RECORDS SHOWN:
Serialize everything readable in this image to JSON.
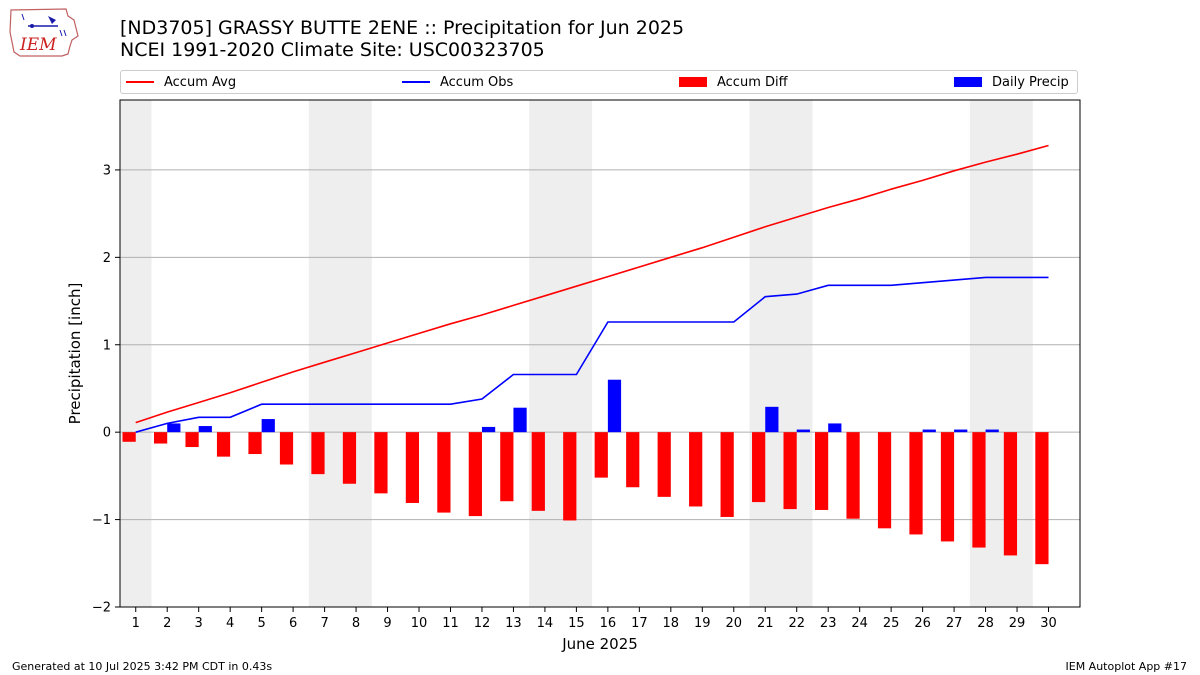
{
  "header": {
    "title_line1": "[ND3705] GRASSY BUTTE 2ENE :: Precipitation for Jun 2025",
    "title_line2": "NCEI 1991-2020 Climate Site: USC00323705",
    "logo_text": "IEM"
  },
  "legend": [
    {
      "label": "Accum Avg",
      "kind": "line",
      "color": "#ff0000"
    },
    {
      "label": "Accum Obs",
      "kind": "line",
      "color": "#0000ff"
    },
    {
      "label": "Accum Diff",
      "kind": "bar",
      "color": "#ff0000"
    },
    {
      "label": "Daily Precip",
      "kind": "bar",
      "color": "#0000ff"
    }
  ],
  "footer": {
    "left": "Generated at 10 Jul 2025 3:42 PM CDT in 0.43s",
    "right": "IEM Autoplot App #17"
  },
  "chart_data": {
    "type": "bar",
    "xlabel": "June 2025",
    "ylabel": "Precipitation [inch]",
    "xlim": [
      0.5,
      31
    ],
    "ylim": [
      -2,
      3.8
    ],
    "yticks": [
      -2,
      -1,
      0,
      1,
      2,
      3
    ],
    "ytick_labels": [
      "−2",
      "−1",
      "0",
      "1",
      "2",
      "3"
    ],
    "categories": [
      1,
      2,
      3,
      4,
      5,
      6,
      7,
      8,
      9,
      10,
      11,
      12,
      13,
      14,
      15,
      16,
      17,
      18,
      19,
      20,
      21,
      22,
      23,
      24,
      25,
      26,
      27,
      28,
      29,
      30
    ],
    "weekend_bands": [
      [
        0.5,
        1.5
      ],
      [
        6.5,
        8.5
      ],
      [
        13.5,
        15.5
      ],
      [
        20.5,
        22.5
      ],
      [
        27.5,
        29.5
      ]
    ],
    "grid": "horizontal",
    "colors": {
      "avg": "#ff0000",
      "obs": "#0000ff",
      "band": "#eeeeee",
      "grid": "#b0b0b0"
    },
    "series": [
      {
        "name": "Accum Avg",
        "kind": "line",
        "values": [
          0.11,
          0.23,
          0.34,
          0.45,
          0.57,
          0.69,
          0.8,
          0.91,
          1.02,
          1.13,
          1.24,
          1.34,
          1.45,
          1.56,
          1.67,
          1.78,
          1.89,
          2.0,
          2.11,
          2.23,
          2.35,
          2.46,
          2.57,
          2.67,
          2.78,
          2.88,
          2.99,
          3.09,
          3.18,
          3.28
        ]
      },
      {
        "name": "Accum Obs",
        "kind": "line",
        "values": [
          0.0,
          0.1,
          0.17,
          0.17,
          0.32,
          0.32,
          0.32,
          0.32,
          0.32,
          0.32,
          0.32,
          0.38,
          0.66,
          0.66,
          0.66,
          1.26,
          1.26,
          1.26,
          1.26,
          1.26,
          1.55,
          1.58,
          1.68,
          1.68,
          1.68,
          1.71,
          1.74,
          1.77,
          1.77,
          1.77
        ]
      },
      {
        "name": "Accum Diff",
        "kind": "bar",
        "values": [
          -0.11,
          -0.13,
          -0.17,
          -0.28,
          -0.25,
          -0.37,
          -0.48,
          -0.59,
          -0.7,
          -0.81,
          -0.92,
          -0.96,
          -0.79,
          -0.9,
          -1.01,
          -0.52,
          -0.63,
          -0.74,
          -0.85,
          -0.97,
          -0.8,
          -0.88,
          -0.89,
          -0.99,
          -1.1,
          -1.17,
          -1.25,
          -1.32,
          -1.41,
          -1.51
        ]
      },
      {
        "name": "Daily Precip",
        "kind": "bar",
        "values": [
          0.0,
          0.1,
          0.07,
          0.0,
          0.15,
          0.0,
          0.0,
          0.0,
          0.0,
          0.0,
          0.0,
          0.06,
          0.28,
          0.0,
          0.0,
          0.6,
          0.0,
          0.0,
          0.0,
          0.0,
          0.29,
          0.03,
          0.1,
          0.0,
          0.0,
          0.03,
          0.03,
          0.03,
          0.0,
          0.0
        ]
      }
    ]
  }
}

OBJECTIVE:
Repeat the records in full, exactly as they appear, without the pictures.

EXERCISE SOLUTION:
Serialize everything readable in this image to JSON.
{
  "header": {
    "title_line1": "[ND3705] GRASSY BUTTE 2ENE :: Precipitation for Jun 2025",
    "title_line2": "NCEI 1991-2020 Climate Site: USC00323705",
    "logo_text": "IEM"
  },
  "legend": [
    {
      "label": "Accum Avg",
      "kind": "line",
      "color": "#ff0000"
    },
    {
      "label": "Accum Obs",
      "kind": "line",
      "color": "#0000ff"
    },
    {
      "label": "Accum Diff",
      "kind": "bar",
      "color": "#ff0000"
    },
    {
      "label": "Daily Precip",
      "kind": "bar",
      "color": "#0000ff"
    }
  ],
  "footer": {
    "left": "Generated at 10 Jul 2025 3:42 PM CDT in 0.43s",
    "right": "IEM Autoplot App #17"
  },
  "chart_data": {
    "type": "bar",
    "xlabel": "June 2025",
    "ylabel": "Precipitation [inch]",
    "xlim": [
      0.5,
      31
    ],
    "ylim": [
      -2,
      3.8
    ],
    "yticks": [
      -2,
      -1,
      0,
      1,
      2,
      3
    ],
    "ytick_labels": [
      "−2",
      "−1",
      "0",
      "1",
      "2",
      "3"
    ],
    "categories": [
      1,
      2,
      3,
      4,
      5,
      6,
      7,
      8,
      9,
      10,
      11,
      12,
      13,
      14,
      15,
      16,
      17,
      18,
      19,
      20,
      21,
      22,
      23,
      24,
      25,
      26,
      27,
      28,
      29,
      30
    ],
    "weekend_bands": [
      [
        0.5,
        1.5
      ],
      [
        6.5,
        8.5
      ],
      [
        13.5,
        15.5
      ],
      [
        20.5,
        22.5
      ],
      [
        27.5,
        29.5
      ]
    ],
    "grid": "horizontal",
    "colors": {
      "avg": "#ff0000",
      "obs": "#0000ff",
      "band": "#eeeeee",
      "grid": "#b0b0b0"
    },
    "series": [
      {
        "name": "Accum Avg",
        "kind": "line",
        "values": [
          0.11,
          0.23,
          0.34,
          0.45,
          0.57,
          0.69,
          0.8,
          0.91,
          1.02,
          1.13,
          1.24,
          1.34,
          1.45,
          1.56,
          1.67,
          1.78,
          1.89,
          2.0,
          2.11,
          2.23,
          2.35,
          2.46,
          2.57,
          2.67,
          2.78,
          2.88,
          2.99,
          3.09,
          3.18,
          3.28
        ]
      },
      {
        "name": "Accum Obs",
        "kind": "line",
        "values": [
          0.0,
          0.1,
          0.17,
          0.17,
          0.32,
          0.32,
          0.32,
          0.32,
          0.32,
          0.32,
          0.32,
          0.38,
          0.66,
          0.66,
          0.66,
          1.26,
          1.26,
          1.26,
          1.26,
          1.26,
          1.55,
          1.58,
          1.68,
          1.68,
          1.68,
          1.71,
          1.74,
          1.77,
          1.77,
          1.77
        ]
      },
      {
        "name": "Accum Diff",
        "kind": "bar",
        "values": [
          -0.11,
          -0.13,
          -0.17,
          -0.28,
          -0.25,
          -0.37,
          -0.48,
          -0.59,
          -0.7,
          -0.81,
          -0.92,
          -0.96,
          -0.79,
          -0.9,
          -1.01,
          -0.52,
          -0.63,
          -0.74,
          -0.85,
          -0.97,
          -0.8,
          -0.88,
          -0.89,
          -0.99,
          -1.1,
          -1.17,
          -1.25,
          -1.32,
          -1.41,
          -1.51
        ]
      },
      {
        "name": "Daily Precip",
        "kind": "bar",
        "values": [
          0.0,
          0.1,
          0.07,
          0.0,
          0.15,
          0.0,
          0.0,
          0.0,
          0.0,
          0.0,
          0.0,
          0.06,
          0.28,
          0.0,
          0.0,
          0.6,
          0.0,
          0.0,
          0.0,
          0.0,
          0.29,
          0.03,
          0.1,
          0.0,
          0.0,
          0.03,
          0.03,
          0.03,
          0.0,
          0.0
        ]
      }
    ]
  }
}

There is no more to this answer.